→ Stated problem
The records should be written out in full, with nothing altered.

····················

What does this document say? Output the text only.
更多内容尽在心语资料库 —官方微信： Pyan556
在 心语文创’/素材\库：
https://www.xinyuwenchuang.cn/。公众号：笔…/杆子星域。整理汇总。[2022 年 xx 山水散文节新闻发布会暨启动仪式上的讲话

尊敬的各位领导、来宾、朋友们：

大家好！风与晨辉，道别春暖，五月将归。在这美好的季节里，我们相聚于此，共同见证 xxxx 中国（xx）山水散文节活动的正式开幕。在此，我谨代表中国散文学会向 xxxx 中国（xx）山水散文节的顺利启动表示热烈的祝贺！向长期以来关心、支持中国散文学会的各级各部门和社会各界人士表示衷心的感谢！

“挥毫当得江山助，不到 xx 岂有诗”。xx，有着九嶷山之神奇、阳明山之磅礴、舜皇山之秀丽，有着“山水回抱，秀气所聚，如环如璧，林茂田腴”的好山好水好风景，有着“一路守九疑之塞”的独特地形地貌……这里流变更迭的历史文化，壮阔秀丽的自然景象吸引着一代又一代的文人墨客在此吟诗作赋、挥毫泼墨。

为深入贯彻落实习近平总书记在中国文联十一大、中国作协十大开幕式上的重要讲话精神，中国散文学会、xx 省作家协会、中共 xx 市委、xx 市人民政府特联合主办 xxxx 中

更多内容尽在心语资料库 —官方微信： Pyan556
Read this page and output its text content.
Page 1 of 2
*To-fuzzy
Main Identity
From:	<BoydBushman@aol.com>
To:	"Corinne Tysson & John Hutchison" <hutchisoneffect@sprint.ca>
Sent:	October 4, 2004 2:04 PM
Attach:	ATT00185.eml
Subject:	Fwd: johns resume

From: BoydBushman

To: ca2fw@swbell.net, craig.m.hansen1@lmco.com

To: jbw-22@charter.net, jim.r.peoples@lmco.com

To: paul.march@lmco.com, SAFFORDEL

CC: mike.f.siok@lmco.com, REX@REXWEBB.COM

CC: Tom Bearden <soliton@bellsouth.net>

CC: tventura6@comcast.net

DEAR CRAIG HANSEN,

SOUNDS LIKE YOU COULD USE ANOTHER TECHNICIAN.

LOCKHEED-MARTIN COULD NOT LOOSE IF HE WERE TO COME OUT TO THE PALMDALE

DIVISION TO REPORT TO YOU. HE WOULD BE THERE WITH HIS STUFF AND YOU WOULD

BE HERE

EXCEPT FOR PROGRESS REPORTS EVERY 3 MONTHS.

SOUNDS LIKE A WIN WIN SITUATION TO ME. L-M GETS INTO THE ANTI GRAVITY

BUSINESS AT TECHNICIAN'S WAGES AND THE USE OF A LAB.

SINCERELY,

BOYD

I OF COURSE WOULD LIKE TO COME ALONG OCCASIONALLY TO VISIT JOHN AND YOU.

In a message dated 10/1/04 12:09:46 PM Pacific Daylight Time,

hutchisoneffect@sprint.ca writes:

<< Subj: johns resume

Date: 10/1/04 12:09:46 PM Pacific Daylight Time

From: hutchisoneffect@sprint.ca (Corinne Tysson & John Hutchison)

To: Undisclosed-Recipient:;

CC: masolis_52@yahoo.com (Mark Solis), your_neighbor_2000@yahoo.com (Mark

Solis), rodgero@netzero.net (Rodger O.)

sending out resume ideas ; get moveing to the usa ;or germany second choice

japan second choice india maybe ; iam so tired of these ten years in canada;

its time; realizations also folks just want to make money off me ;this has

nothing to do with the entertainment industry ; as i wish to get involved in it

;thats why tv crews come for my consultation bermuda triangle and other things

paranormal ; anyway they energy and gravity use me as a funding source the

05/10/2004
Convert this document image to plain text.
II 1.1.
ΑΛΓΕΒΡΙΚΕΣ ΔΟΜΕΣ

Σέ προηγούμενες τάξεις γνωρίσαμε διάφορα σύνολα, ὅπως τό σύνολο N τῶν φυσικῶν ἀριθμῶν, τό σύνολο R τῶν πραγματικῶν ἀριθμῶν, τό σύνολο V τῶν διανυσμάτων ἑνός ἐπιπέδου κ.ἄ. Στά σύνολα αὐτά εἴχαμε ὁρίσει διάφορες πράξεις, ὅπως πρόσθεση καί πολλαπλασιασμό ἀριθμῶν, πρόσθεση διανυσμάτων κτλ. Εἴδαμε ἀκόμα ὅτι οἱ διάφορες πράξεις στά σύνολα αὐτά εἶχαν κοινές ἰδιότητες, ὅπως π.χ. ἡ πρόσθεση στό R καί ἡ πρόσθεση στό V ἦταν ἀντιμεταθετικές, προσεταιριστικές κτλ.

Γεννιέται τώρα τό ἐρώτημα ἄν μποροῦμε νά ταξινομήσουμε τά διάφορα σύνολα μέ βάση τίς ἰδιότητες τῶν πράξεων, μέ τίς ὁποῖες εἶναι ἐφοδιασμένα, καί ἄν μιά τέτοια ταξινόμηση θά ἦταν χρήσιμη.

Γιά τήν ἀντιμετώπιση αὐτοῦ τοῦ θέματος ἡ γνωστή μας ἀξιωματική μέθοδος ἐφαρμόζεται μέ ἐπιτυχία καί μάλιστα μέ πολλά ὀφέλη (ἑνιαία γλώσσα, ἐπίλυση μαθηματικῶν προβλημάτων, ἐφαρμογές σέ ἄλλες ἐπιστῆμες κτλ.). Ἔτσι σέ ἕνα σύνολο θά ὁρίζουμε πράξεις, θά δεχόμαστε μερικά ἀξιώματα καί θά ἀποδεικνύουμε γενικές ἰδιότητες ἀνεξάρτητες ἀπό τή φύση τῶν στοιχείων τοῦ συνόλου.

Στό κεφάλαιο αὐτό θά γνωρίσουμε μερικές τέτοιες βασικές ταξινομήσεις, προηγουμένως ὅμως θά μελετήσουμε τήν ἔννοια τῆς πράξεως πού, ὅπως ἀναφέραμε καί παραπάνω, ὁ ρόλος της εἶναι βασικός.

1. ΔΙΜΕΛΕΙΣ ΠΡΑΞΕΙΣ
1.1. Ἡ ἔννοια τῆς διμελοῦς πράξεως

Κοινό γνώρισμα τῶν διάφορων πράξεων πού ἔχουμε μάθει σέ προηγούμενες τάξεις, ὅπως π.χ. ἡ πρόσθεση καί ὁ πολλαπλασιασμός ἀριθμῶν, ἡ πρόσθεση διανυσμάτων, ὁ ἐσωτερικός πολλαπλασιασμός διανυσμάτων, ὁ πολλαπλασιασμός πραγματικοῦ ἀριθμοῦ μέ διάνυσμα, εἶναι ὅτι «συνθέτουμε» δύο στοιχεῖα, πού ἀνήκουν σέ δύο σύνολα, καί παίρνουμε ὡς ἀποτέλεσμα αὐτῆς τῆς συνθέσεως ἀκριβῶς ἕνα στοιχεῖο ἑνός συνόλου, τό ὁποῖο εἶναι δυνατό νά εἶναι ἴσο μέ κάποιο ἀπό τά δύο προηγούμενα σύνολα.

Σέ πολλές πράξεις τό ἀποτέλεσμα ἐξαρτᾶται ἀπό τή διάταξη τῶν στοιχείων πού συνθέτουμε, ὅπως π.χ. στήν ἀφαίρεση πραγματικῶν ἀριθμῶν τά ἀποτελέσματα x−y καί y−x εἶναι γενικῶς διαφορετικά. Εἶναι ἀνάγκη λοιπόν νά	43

····················

→ Answer to this exercise
What does this document say? Output the text only.
更多内容尽在心语资料库 —官方微信： Pyan556
在 心语文创’/素材\库：
https://www.xinyuwenchuang.cn/。公众号：笔…/杆子星域。整理汇总。[2022 年 xx 山水散文节新闻发布会暨启动仪式上的讲话

尊敬的各位领导、来宾、朋友们：

大家好！风与晨辉，道别春暖，五月将归。在这美好的季节里，我们相聚于此，共同见证 xxxx 中国（xx）山水散文节活动的正式开幕。在此，我谨代表中国散文学会向 xxxx 中国（xx）山水散文节的顺利启动表示热烈的祝贺！向长期以来关心、支持中国散文学会的各级各部门和社会各界人士表示衷心的感谢！

“挥毫当得江山助，不到 xx 岂有诗”。xx，有着九嶷山之神奇、阳明山之磅礴、舜皇山之秀丽，有着“山水回抱，秀气所聚，如环如璧，林茂田腴”的好山好水好风景，有着“一路守九疑之塞”的独特地形地貌……这里流变更迭的历史文化，壮阔秀丽的自然景象吸引着一代又一代的文人墨客在此吟诗作赋、挥毫泼墨。

为深入贯彻落实习近平总书记在中国文联十一大、中国作协十大开幕式上的重要讲话精神，中国散文学会、xx 省作家协会、中共 xx 市委、xx 市人民政府特联合主办 xxxx 中

更多内容尽在心语资料库 —官方微信： Pyan556
Read this page and output its text content.
Page 1 of 2
*To-fuzzy
Main Identity
From:	<BoydBushman@aol.com>
To:	"Corinne Tysson & John Hutchison" <hutchisoneffect@sprint.ca>
Sent:	October 4, 2004 2:04 PM
Attach:	ATT00185.eml
Subject:	Fwd: johns resume

From: BoydBushman

To: ca2fw@swbell.net, craig.m.hansen1@lmco.com

To: jbw-22@charter.net, jim.r.peoples@lmco.com

To: paul.march@lmco.com, SAFFORDEL

CC: mike.f.siok@lmco.com, REX@REXWEBB.COM

CC: Tom Bearden <soliton@bellsouth.net>

CC: tventura6@comcast.net

DEAR CRAIG HANSEN,

SOUNDS LIKE YOU COULD USE ANOTHER TECHNICIAN.

LOCKHEED-MARTIN COULD NOT LOOSE IF HE WERE TO COME OUT TO THE PALMDALE

DIVISION TO REPORT TO YOU. HE WOULD BE THERE WITH HIS STUFF AND YOU WOULD

BE HERE

EXCEPT FOR PROGRESS REPORTS EVERY 3 MONTHS.

SOUNDS LIKE A WIN WIN SITUATION TO ME. L-M GETS INTO THE ANTI GRAVITY

BUSINESS AT TECHNICIAN'S WAGES AND THE USE OF A LAB.

SINCERELY,

BOYD

I OF COURSE WOULD LIKE TO COME ALONG OCCASIONALLY TO VISIT JOHN AND YOU.

In a message dated 10/1/04 12:09:46 PM Pacific Daylight Time,

hutchisoneffect@sprint.ca writes:

<< Subj: johns resume

Date: 10/1/04 12:09:46 PM Pacific Daylight Time

From: hutchisoneffect@sprint.ca (Corinne Tysson & John Hutchison)

To: Undisclosed-Recipient:;

CC: masolis_52@yahoo.com (Mark Solis), your_neighbor_2000@yahoo.com (Mark

Solis), rodgero@netzero.net (Rodger O.)

sending out resume ideas ; get moveing to the usa ;or germany second choice

japan second choice india maybe ; iam so tired of these ten years in canada;

its time; realizations also folks just want to make money off me ;this has

nothing to do with the entertainment industry ; as i wish to get involved in it

;thats why tv crews come for my consultation bermuda triangle and other things

paranormal ; anyway they energy and gravity use me as a funding source the

05/10/2004
Convert this document image to plain text.
II 1.1.
ΑΛΓΕΒΡΙΚΕΣ ΔΟΜΕΣ

Σέ προηγούμενες τάξεις γνωρίσαμε διάφορα σύνολα, ὅπως τό σύνολο N τῶν φυσικῶν ἀριθμῶν, τό σύνολο R τῶν πραγματικῶν ἀριθμῶν, τό σύνολο V τῶν διανυσμάτων ἑνός ἐπιπέδου κ.ἄ. Στά σύνολα αὐτά εἴχαμε ὁρίσει διάφορες πράξεις, ὅπως πρόσθεση καί πολλαπλασιασμό ἀριθμῶν, πρόσθεση διανυσμάτων κτλ. Εἴδαμε ἀκόμα ὅτι οἱ διάφορες πράξεις στά σύνολα αὐτά εἶχαν κοινές ἰδιότητες, ὅπως π.χ. ἡ πρόσθεση στό R καί ἡ πρόσθεση στό V ἦταν ἀντιμεταθετικές, προσεταιριστικές κτλ.

Γεννιέται τώρα τό ἐρώτημα ἄν μποροῦμε νά ταξινομήσουμε τά διάφορα σύνολα μέ βάση τίς ἰδιότητες τῶν πράξεων, μέ τίς ὁποῖες εἶναι ἐφοδιασμένα, καί ἄν μιά τέτοια ταξινόμηση θά ἦταν χρήσιμη.

Γιά τήν ἀντιμετώπιση αὐτοῦ τοῦ θέματος ἡ γνωστή μας ἀξιωματική μέθοδος ἐφαρμόζεται μέ ἐπιτυχία καί μάλιστα μέ πολλά ὀφέλη (ἑνιαία γλώσσα, ἐπίλυση μαθηματικῶν προβλημάτων, ἐφαρμογές σέ ἄλλες ἐπιστῆμες κτλ.). Ἔτσι σέ ἕνα σύνολο θά ὁρίζουμε πράξεις, θά δεχόμαστε μερικά ἀξιώματα καί θά ἀποδεικνύουμε γενικές ἰδιότητες ἀνεξάρτητες ἀπό τή φύση τῶν στοιχείων τοῦ συνόλου.

Στό κεφάλαιο αὐτό θά γνωρίσουμε μερικές τέτοιες βασικές ταξινομήσεις, προηγουμένως ὅμως θά μελετήσουμε τήν ἔννοια τῆς πράξεως πού, ὅπως ἀναφέραμε καί παραπάνω, ὁ ρόλος της εἶναι βασικός.

1. ΔΙΜΕΛΕΙΣ ΠΡΑΞΕΙΣ
1.1. Ἡ ἔννοια τῆς διμελοῦς πράξεως

Κοινό γνώρισμα τῶν διάφορων πράξεων πού ἔχουμε μάθει σέ προηγούμενες τάξεις, ὅπως π.χ. ἡ πρόσθεση καί ὁ πολλαπλασιασμός ἀριθμῶν, ἡ πρόσθεση διανυσμάτων, ὁ ἐσωτερικός πολλαπλασιασμός διανυσμάτων, ὁ πολλαπλασιασμός πραγματικοῦ ἀριθμοῦ μέ διάνυσμα, εἶναι ὅτι «συνθέτουμε» δύο στοιχεῖα, πού ἀνήκουν σέ δύο σύνολα, καί παίρνουμε ὡς ἀποτέλεσμα αὐτῆς τῆς συνθέσεως ἀκριβῶς ἕνα στοιχεῖο ἑνός συνόλου, τό ὁποῖο εἶναι δυνατό νά εἶναι ἴσο μέ κάποιο ἀπό τά δύο προηγούμενα σύνολα.

Σέ πολλές πράξεις τό ἀποτέλεσμα ἐξαρτᾶται ἀπό τή διάταξη τῶν στοιχείων πού συνθέτουμε, ὅπως π.χ. στήν ἀφαίρεση πραγματικῶν ἀριθμῶν τά ἀποτελέσματα x−y καί y−x εἶναι γενικῶς διαφορετικά. Εἶναι ἀνάγκη λοιπόν νά	43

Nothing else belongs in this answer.